> **WRITTEN PROBLEM**
Whenever a line contains the string "arrow", copy it out of the entries.

> **STORED DATA**
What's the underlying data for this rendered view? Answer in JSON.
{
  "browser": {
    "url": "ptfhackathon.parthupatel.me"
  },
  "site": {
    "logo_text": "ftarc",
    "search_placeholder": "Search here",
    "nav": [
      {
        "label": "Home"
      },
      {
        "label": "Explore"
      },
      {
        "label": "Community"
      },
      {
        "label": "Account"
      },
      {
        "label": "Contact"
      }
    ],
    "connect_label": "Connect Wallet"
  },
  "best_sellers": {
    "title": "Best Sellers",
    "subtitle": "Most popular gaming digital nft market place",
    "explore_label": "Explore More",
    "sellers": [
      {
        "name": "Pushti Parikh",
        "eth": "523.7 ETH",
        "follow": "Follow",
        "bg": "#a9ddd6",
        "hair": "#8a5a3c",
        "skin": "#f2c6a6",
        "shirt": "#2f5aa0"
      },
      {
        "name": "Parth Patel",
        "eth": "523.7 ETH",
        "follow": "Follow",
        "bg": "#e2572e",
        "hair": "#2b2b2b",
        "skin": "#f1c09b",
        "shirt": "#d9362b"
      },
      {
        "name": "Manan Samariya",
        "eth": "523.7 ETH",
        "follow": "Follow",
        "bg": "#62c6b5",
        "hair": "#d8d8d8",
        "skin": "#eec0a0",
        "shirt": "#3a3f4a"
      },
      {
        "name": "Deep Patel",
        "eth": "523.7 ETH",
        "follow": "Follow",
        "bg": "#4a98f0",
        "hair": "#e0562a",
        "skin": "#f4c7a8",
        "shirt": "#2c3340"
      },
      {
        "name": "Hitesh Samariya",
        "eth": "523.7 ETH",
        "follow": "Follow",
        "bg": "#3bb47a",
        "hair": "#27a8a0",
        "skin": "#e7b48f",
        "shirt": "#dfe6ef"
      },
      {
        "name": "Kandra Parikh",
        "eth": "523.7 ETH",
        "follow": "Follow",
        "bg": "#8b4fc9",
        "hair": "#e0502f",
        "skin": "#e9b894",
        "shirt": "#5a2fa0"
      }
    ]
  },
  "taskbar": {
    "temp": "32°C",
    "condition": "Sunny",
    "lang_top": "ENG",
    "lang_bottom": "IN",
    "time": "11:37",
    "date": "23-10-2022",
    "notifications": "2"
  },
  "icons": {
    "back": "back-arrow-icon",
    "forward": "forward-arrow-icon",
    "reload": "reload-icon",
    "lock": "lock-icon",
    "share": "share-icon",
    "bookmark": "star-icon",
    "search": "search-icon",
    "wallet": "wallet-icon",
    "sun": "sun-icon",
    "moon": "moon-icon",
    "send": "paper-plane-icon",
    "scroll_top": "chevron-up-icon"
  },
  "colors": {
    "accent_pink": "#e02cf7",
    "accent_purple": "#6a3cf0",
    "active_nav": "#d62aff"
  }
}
==
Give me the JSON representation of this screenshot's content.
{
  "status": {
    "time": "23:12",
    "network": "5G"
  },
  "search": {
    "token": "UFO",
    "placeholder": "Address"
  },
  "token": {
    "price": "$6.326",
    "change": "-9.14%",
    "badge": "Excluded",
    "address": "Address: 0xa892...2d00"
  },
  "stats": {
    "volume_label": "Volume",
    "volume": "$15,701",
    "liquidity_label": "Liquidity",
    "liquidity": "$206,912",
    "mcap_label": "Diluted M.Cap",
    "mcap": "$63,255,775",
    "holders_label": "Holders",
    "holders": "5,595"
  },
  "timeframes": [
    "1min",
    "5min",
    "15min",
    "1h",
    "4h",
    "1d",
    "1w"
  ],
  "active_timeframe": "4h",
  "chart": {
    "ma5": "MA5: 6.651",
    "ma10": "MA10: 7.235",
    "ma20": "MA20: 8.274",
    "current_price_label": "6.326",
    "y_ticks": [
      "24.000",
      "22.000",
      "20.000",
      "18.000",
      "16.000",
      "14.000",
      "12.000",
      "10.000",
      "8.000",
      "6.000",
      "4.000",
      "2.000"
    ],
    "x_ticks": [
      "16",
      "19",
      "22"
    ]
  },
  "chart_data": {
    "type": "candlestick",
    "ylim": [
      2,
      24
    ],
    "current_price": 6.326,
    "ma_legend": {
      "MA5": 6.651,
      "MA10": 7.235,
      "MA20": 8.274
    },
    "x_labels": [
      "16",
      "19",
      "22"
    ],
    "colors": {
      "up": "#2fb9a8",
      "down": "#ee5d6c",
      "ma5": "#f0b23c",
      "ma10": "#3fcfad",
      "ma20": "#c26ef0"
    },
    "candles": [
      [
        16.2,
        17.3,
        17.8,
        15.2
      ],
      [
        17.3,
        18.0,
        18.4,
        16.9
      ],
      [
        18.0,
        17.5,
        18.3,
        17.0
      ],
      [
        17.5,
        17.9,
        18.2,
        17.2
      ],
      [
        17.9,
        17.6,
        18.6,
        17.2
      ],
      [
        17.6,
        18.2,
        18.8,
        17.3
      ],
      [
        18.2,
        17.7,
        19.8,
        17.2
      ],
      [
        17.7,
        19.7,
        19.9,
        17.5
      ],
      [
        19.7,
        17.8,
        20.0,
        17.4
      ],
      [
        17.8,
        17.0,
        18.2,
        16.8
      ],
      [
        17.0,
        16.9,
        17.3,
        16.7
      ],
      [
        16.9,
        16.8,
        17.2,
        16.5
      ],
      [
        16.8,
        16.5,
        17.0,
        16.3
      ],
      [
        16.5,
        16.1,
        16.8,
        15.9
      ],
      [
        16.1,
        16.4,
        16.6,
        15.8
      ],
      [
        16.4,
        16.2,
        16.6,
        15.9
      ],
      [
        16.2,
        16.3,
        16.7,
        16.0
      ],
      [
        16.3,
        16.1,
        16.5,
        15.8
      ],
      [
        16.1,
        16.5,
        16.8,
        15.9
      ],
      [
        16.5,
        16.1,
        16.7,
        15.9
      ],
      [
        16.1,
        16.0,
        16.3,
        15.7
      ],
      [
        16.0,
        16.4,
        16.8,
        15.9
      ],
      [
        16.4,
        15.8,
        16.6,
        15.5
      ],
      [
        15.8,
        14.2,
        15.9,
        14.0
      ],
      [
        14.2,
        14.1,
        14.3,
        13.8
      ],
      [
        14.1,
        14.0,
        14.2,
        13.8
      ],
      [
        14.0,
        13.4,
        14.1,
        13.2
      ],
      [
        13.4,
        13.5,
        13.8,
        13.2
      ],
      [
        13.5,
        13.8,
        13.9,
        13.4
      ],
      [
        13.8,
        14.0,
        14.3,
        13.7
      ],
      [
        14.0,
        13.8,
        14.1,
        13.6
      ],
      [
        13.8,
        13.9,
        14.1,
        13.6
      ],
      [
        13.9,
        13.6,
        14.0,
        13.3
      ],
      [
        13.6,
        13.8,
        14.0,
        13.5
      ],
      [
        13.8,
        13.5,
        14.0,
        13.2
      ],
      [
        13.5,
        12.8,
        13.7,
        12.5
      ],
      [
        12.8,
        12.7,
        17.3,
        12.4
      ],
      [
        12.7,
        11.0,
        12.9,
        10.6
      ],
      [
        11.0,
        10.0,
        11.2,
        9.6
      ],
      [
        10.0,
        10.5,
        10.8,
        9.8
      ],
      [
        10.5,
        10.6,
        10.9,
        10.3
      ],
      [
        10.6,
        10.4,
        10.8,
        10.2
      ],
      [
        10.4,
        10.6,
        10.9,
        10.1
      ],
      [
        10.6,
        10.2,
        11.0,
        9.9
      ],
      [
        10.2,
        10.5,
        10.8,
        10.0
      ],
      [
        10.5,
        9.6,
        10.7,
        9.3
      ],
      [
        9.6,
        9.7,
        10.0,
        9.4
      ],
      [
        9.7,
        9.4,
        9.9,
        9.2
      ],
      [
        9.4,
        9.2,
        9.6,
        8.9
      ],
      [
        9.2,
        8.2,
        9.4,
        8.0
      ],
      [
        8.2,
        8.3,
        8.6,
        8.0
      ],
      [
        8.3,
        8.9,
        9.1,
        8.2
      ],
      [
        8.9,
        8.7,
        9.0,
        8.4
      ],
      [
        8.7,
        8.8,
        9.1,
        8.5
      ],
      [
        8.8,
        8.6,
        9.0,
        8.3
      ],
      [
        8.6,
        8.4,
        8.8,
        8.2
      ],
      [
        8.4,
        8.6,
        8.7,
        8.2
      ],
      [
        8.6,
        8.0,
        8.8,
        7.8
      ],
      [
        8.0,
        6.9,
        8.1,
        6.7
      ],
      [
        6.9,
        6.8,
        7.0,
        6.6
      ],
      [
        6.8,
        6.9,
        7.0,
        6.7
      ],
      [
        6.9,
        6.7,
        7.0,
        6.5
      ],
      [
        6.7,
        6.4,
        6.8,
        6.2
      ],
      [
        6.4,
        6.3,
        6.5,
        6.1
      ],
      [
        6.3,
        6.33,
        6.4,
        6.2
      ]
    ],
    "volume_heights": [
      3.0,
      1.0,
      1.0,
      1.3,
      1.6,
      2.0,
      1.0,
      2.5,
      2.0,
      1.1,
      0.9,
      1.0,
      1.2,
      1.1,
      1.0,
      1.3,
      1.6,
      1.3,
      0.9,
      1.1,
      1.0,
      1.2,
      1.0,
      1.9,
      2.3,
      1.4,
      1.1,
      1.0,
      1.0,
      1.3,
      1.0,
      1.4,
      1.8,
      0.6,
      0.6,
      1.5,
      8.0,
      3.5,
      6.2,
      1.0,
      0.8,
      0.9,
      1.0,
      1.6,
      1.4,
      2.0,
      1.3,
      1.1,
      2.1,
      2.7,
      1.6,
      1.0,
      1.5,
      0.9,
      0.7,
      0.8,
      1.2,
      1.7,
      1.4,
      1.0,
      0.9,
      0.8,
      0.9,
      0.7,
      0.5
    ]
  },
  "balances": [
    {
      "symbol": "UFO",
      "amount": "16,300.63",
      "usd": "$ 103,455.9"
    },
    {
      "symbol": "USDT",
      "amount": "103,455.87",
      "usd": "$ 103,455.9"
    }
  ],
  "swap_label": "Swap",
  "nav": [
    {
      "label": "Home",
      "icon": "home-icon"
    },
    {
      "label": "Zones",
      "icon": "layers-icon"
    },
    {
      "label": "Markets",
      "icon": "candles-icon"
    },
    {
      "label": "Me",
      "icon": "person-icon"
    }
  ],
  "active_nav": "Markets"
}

> **OUTPUT OF THE TASK**
    "back": "back-arrow-icon",
    "forward": "forward-arrow-icon",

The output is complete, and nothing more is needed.